Start EXCERPTED DATA
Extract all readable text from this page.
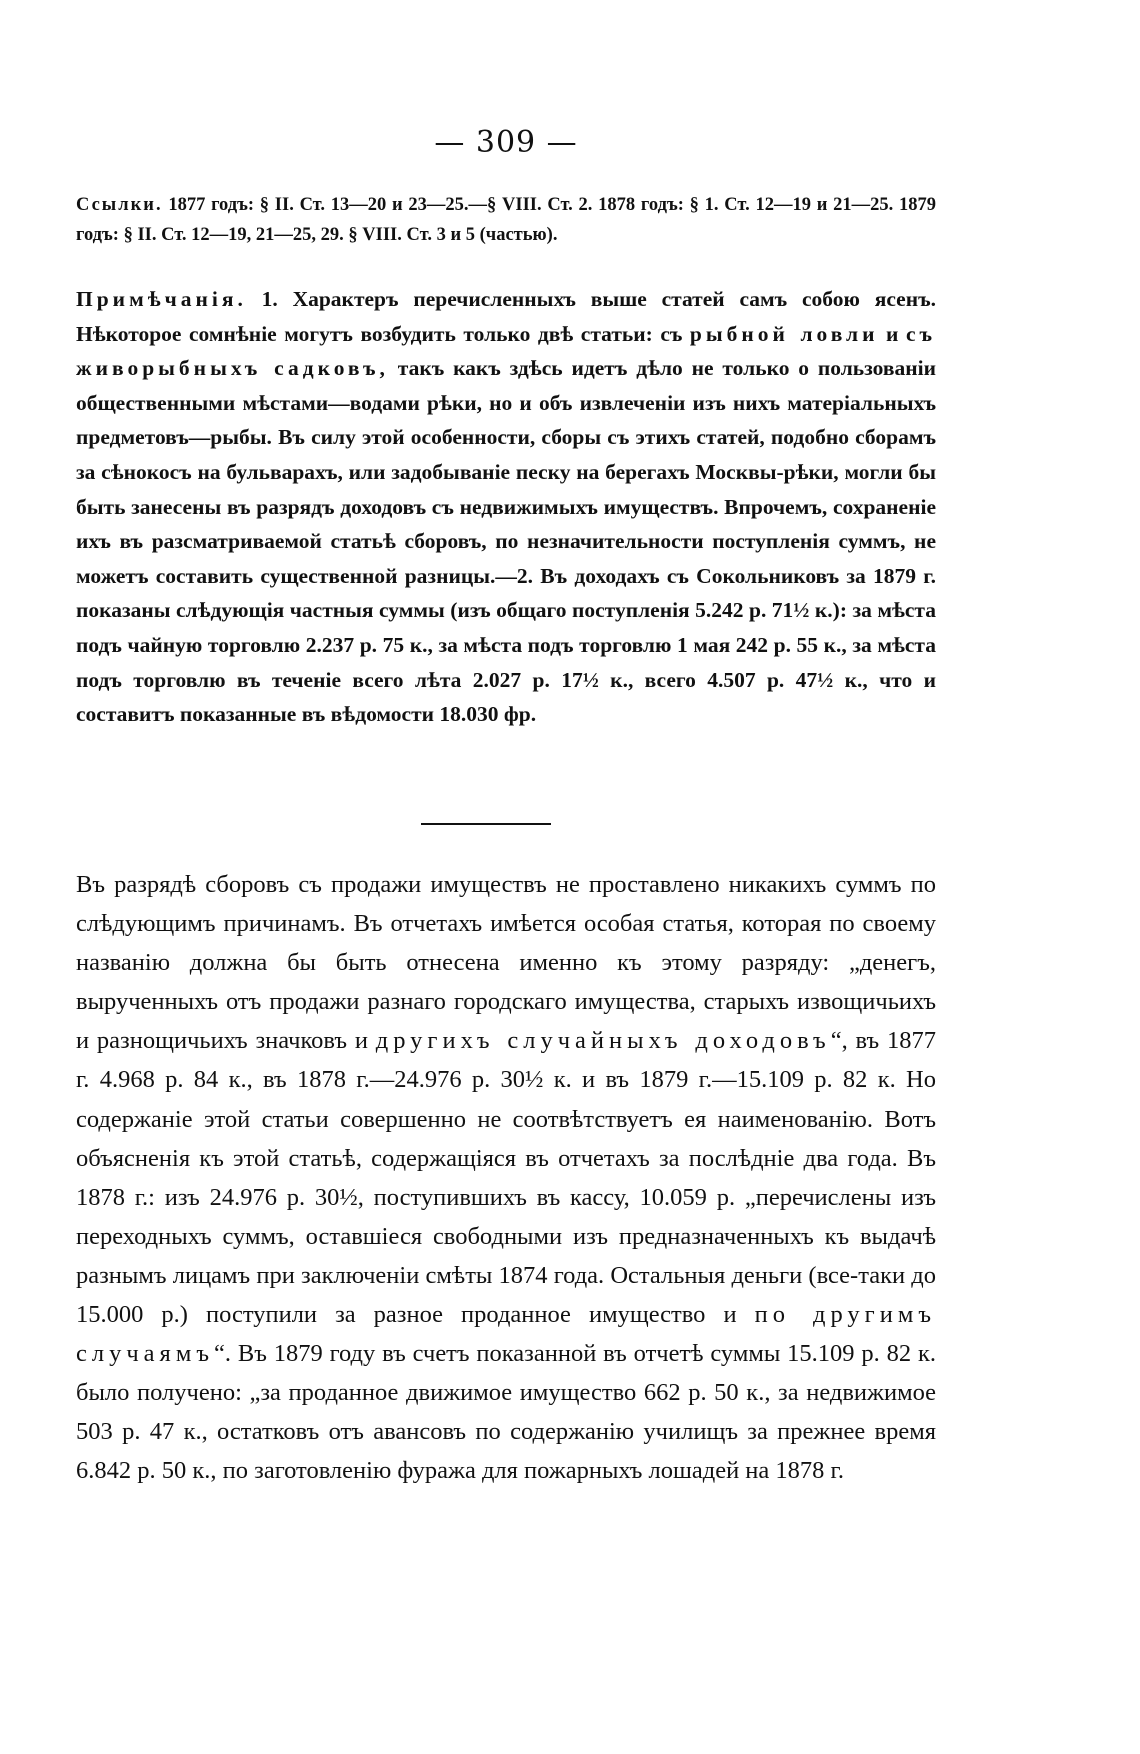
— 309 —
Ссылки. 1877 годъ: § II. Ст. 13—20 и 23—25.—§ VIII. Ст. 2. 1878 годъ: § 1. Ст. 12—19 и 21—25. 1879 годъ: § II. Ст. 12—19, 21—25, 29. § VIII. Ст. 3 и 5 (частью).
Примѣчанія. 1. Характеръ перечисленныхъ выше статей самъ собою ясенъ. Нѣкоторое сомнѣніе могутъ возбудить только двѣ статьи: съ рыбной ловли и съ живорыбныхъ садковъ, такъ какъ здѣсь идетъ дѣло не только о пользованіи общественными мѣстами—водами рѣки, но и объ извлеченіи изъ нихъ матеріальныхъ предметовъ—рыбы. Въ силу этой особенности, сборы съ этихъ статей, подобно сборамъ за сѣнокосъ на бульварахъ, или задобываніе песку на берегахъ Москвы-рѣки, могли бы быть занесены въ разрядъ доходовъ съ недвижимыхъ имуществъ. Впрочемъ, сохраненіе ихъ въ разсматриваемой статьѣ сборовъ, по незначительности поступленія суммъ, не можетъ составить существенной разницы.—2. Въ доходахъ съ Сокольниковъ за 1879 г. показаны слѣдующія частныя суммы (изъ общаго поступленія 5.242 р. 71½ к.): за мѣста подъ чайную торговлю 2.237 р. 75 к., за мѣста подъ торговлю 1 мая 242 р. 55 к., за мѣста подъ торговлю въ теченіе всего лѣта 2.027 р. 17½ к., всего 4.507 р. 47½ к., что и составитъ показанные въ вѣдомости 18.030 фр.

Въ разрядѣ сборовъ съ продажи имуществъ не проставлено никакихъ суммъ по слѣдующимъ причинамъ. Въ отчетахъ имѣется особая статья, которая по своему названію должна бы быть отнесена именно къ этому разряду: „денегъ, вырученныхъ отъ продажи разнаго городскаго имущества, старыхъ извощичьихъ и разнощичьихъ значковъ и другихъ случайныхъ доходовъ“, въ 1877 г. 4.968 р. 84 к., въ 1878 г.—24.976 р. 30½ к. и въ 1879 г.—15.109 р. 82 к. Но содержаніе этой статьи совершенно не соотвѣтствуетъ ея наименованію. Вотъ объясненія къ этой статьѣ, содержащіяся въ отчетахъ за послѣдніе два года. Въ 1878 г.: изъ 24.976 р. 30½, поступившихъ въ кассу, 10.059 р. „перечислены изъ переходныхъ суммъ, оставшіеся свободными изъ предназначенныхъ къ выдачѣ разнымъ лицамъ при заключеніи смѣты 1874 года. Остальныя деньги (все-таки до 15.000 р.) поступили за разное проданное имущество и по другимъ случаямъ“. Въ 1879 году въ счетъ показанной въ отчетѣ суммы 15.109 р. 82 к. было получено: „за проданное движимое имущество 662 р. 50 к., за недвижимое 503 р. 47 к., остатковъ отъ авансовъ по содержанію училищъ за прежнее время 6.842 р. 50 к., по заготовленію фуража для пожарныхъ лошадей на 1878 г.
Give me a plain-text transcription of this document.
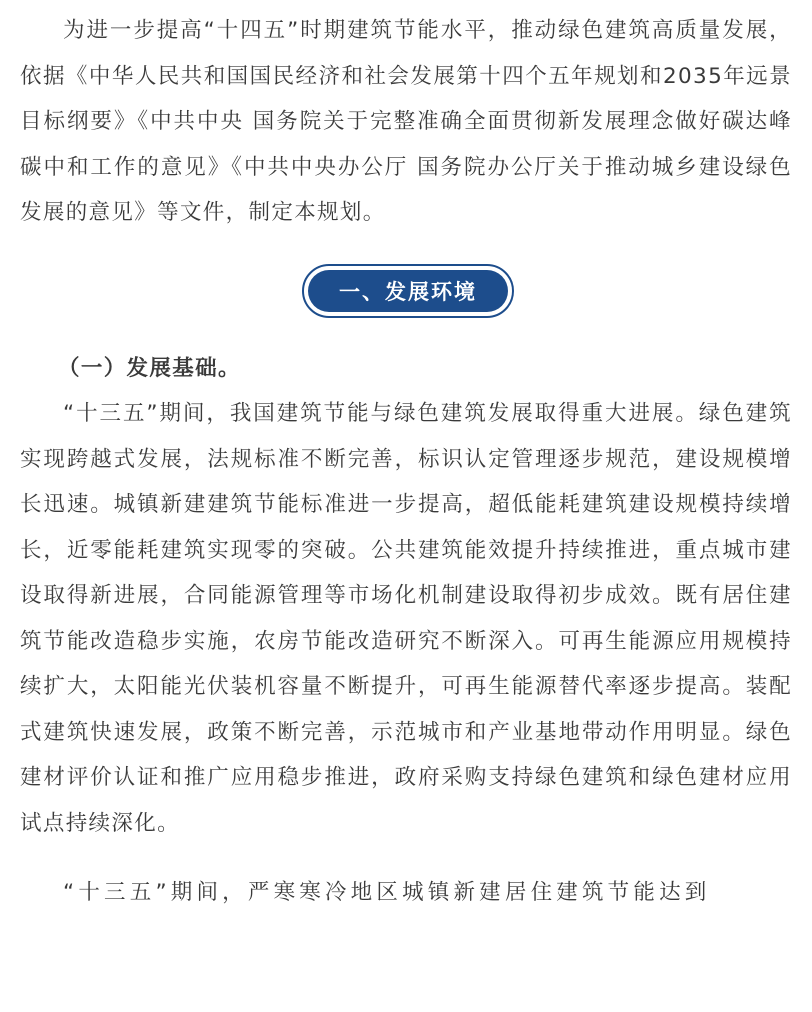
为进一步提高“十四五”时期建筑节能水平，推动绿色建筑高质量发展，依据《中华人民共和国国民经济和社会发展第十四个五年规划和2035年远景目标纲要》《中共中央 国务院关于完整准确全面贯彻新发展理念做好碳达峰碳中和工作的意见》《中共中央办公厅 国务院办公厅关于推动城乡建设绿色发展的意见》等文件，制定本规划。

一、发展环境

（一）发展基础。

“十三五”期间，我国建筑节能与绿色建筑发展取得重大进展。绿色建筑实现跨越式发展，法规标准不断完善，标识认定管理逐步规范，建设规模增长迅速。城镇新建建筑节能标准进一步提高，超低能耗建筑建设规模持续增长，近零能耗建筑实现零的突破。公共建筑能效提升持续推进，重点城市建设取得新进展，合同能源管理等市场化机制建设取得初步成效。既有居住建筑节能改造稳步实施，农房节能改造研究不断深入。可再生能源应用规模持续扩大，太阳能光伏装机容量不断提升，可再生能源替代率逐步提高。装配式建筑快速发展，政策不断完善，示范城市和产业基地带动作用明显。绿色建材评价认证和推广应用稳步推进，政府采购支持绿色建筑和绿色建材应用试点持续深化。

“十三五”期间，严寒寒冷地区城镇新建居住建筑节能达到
End EXCERPTED DATA
Start EXCERPTED DATA
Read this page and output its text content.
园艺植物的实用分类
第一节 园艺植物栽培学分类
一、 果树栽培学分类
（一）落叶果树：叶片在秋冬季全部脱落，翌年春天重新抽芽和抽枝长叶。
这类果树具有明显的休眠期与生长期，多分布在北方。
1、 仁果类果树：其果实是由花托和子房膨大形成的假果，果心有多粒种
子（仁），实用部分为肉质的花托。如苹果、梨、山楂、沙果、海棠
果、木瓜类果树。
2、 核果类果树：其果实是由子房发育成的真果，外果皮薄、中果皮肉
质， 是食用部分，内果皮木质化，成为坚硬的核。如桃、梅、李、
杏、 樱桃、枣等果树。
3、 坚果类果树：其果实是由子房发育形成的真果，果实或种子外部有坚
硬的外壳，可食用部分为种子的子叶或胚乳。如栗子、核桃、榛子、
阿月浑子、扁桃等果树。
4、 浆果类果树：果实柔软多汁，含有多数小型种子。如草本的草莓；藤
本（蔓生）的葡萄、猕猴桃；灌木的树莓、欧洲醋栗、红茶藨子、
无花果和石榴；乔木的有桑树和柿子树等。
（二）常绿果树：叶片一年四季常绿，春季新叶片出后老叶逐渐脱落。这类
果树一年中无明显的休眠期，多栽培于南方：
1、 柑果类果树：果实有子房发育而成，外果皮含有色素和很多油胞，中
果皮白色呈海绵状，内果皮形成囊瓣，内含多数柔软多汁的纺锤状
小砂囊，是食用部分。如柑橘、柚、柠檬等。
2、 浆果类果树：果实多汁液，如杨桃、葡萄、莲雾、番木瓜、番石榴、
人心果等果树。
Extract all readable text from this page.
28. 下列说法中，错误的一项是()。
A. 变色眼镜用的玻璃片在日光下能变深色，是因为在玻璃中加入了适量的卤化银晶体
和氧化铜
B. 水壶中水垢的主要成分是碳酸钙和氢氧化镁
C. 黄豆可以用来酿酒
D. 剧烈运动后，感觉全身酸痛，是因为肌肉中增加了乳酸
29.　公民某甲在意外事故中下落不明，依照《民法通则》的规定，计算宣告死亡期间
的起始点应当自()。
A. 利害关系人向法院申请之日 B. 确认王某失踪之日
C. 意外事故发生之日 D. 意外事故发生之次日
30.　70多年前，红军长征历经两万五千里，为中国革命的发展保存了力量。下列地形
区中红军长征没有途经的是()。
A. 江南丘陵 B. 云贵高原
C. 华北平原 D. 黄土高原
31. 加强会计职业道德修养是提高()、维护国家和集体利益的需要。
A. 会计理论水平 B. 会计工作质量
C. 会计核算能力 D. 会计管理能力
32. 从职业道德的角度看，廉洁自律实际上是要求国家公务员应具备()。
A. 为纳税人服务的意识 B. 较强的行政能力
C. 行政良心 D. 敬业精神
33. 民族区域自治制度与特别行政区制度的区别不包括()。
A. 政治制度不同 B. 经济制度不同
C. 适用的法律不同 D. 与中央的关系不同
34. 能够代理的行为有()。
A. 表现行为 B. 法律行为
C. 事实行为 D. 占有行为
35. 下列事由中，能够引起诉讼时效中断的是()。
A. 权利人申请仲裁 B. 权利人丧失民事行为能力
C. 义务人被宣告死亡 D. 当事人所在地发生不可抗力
End EXCERPTED DATA
Start EXCERPTED DATA
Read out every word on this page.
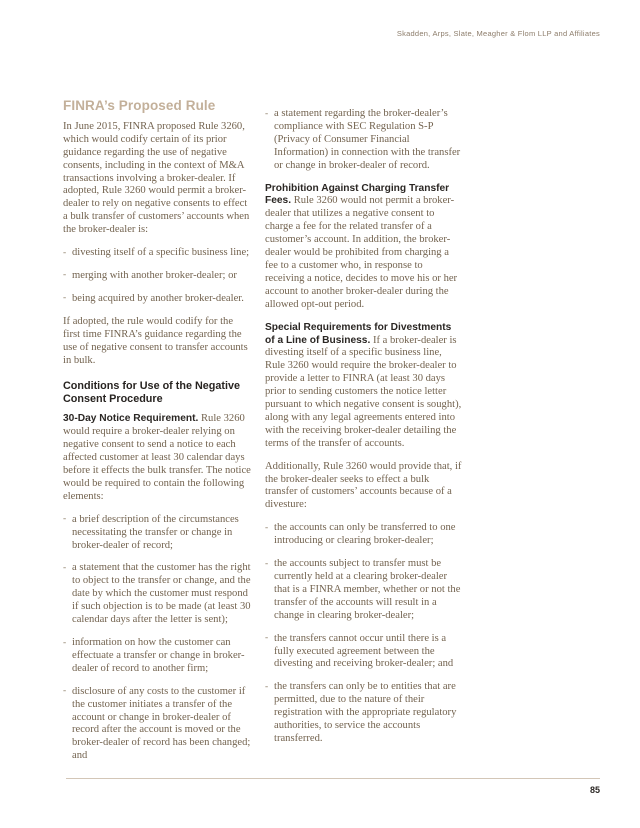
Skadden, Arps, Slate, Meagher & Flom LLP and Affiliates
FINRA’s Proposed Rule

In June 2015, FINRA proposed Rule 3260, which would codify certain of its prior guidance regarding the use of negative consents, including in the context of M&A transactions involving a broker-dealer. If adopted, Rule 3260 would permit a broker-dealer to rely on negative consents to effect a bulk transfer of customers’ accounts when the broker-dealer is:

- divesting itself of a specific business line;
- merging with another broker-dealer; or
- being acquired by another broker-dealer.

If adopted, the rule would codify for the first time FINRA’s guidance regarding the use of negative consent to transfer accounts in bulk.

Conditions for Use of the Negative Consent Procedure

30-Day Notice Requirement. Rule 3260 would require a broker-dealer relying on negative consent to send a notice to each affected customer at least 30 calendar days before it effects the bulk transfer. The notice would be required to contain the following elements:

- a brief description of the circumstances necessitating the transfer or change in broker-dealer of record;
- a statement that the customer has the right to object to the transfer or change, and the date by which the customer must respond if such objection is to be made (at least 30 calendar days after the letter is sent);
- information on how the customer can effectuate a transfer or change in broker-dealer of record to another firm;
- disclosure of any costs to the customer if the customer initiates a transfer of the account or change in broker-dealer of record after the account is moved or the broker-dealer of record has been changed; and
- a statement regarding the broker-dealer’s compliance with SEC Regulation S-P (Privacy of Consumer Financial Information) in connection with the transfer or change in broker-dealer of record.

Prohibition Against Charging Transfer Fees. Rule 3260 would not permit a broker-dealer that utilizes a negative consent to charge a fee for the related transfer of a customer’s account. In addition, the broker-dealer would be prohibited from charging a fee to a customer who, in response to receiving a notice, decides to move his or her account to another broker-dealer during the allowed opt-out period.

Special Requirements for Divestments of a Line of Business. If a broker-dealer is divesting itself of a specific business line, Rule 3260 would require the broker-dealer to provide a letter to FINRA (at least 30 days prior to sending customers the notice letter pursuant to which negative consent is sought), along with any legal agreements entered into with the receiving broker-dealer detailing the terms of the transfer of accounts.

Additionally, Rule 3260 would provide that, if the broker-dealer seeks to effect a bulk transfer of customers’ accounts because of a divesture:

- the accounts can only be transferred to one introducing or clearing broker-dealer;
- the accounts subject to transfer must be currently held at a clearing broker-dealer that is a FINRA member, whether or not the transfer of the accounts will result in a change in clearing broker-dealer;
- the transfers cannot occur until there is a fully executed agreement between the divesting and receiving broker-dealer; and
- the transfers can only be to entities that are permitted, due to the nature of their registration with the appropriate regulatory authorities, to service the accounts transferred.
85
End EXCERPTED DATA
**STATED EXERCISE**: Copy all lines from the entries that contain the word "bulk".

**EXERCISE RESULT**:
In June 2015, FINRA proposed Rule 3260, which would codify certain of its prior guidance regarding the use of negative consents, including in the context of M&A transactions involving a broker-dealer. If adopted, Rule 3260 would permit a broker-dealer to rely on negative consents to effect a bulk transfer of customers’ accounts when the broker-dealer is:
If adopted, the rule would codify for the first time FINRA’s guidance regarding the use of negative consent to transfer accounts in bulk.
30-Day Notice Requirement. Rule 3260 would require a broker-dealer relying on negative consent to send a notice to each affected customer at least 30 calendar days before it effects the bulk transfer. The notice would be required to contain the following elements:
Additionally, Rule 3260 would provide that, if the broker-dealer seeks to effect a bulk transfer of customers’ accounts because of a divesture:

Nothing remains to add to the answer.